------ DATASET ENTRIES

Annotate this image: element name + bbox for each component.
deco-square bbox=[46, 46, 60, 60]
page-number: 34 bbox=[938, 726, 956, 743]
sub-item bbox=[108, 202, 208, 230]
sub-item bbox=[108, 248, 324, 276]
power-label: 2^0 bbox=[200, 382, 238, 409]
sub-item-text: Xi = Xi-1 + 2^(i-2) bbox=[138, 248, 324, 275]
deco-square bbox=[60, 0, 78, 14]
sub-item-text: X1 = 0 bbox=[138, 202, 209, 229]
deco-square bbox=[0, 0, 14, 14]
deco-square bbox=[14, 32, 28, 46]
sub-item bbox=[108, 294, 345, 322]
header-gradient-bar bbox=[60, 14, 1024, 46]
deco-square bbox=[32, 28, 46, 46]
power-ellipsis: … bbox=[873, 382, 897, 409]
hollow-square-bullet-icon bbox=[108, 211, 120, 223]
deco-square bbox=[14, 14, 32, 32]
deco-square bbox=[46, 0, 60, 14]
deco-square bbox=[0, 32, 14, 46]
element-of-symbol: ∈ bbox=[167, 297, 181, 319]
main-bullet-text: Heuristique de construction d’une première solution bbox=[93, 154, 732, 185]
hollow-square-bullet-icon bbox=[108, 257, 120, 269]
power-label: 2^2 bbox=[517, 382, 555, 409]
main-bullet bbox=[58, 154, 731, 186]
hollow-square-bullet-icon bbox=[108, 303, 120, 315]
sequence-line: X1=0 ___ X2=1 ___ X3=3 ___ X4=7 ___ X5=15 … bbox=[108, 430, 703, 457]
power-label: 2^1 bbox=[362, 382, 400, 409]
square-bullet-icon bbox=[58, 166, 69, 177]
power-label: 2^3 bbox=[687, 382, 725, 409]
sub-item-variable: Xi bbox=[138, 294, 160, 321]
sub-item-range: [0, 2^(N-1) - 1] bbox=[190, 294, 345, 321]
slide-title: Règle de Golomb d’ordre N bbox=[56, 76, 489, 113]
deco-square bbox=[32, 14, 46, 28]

------------

__WORK TO COMPLETE__: Reproduce every line of the material above without changing anything.

__THE RESULT__:
Annotate this image: element name + bbox for each component.
deco-square bbox=[46, 46, 60, 60]
page-number: 34 bbox=[938, 726, 956, 743]
sub-item bbox=[108, 202, 208, 230]
sub-item bbox=[108, 248, 324, 276]
power-label: 2^0 bbox=[200, 382, 238, 409]
sub-item-text: Xi = Xi-1 + 2^(i-2) bbox=[138, 248, 324, 275]
deco-square bbox=[60, 0, 78, 14]
sub-item-text: X1 = 0 bbox=[138, 202, 209, 229]
deco-square bbox=[0, 0, 14, 14]
deco-square bbox=[14, 32, 28, 46]
sub-item bbox=[108, 294, 345, 322]
header-gradient-bar bbox=[60, 14, 1024, 46]
deco-square bbox=[32, 28, 46, 46]
power-ellipsis: … bbox=[873, 382, 897, 409]
hollow-square-bullet-icon bbox=[108, 211, 120, 223]
deco-square bbox=[14, 14, 32, 32]
deco-square bbox=[46, 0, 60, 14]
deco-square bbox=[0, 32, 14, 46]
element-of-symbol: ∈ bbox=[167, 297, 181, 319]
main-bullet-text: Heuristique de construction d’une première solution bbox=[93, 154, 732, 185]
hollow-square-bullet-icon bbox=[108, 257, 120, 269]
power-label: 2^2 bbox=[517, 382, 555, 409]
main-bullet bbox=[58, 154, 731, 186]
hollow-square-bullet-icon bbox=[108, 303, 120, 315]
sequence-line: X1=0 ___ X2=1 ___ X3=3 ___ X4=7 ___ X5=15 … bbox=[108, 430, 703, 457]
power-label: 2^1 bbox=[362, 382, 400, 409]
square-bullet-icon bbox=[58, 166, 69, 177]
power-label: 2^3 bbox=[687, 382, 725, 409]
sub-item-variable: Xi bbox=[138, 294, 160, 321]
sub-item-range: [0, 2^(N-1) - 1] bbox=[190, 294, 345, 321]
slide-title: Règle de Golomb d’ordre N bbox=[56, 76, 489, 113]
deco-square bbox=[32, 14, 46, 28]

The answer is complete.